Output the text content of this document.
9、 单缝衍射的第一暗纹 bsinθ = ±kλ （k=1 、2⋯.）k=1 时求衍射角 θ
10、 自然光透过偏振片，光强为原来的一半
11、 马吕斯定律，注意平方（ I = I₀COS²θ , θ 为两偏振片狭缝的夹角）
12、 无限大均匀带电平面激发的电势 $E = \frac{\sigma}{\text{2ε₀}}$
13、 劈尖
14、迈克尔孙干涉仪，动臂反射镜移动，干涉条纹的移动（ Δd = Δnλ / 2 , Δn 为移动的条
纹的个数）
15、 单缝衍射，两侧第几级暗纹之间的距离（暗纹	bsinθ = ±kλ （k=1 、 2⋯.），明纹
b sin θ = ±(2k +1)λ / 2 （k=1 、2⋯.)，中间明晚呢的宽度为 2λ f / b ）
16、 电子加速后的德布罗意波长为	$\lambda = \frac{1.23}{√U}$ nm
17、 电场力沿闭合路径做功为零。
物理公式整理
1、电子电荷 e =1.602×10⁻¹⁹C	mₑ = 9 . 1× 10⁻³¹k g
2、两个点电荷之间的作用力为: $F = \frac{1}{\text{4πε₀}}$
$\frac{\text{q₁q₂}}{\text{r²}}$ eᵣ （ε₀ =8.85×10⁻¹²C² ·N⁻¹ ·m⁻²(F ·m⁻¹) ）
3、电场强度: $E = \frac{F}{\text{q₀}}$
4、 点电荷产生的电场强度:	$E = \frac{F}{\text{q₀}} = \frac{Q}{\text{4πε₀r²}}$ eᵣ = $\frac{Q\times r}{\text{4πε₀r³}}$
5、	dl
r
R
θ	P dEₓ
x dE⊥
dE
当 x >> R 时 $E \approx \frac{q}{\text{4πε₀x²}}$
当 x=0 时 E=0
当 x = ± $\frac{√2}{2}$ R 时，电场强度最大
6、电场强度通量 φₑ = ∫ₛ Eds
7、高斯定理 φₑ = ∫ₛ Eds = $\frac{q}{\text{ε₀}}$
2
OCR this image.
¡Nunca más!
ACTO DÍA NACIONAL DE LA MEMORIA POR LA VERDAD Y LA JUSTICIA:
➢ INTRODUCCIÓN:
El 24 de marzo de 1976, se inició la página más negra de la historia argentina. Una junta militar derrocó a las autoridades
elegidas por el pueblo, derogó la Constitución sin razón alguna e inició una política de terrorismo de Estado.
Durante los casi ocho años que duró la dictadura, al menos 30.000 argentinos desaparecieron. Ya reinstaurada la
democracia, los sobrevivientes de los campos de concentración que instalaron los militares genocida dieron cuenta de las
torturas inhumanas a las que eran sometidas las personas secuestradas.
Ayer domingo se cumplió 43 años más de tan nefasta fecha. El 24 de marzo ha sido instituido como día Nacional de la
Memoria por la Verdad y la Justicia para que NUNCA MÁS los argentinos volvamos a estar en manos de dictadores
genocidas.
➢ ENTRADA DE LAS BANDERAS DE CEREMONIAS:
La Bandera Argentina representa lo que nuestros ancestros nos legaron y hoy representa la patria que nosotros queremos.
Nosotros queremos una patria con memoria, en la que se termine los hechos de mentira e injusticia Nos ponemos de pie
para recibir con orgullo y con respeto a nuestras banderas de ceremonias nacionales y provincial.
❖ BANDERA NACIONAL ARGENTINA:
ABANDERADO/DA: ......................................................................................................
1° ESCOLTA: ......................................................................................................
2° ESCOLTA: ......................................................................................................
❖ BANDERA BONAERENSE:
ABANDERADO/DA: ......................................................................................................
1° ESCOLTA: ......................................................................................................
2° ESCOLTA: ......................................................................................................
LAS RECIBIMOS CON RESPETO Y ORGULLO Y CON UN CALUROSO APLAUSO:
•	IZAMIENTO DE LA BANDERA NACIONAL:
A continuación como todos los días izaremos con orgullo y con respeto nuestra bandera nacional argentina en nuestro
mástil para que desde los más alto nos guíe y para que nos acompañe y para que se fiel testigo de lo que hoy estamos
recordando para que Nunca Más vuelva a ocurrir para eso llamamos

STATED TASK >>
In the records above, how many lines include "bsinθ"? Give that number and nothing more.

PROBLEM SOLUTION >>
2